### Supplied records ###

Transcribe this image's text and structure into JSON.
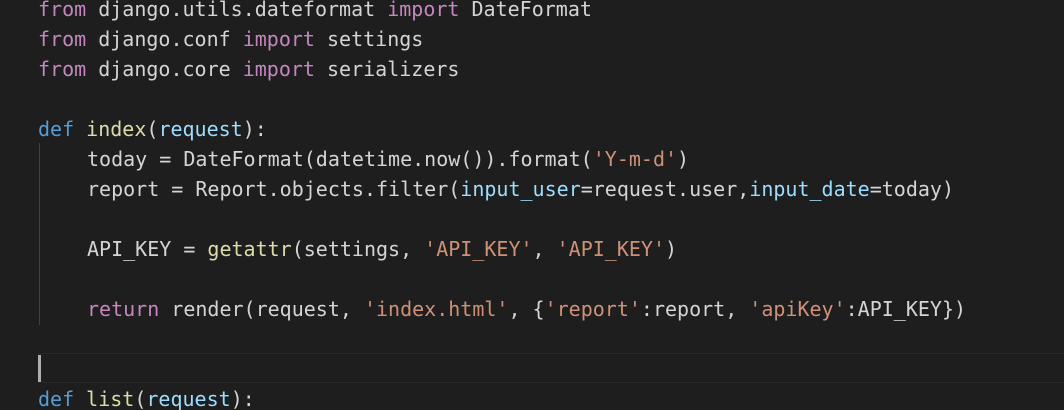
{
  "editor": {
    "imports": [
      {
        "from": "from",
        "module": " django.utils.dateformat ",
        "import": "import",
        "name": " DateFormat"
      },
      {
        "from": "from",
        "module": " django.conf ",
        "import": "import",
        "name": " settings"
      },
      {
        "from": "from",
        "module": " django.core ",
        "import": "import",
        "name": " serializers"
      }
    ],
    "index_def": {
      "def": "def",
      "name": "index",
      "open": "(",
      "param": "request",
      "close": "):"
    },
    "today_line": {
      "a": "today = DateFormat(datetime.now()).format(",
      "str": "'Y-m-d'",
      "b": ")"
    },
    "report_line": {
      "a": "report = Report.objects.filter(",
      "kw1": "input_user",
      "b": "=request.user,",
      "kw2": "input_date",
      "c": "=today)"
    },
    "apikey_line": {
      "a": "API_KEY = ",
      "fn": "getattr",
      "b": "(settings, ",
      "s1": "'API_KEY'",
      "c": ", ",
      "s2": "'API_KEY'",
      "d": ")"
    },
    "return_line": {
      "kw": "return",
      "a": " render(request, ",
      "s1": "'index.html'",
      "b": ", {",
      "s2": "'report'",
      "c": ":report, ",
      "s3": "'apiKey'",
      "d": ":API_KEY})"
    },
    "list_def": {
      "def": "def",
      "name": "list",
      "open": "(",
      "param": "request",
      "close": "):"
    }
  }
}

###

Challenge ::
Scan the listing above for the word "request" and show each line where it is found.

Solution for this exercise ::
      "param": "request",
      "b": "=request.user,",
      "a": " render(request, ",
      "param": "request",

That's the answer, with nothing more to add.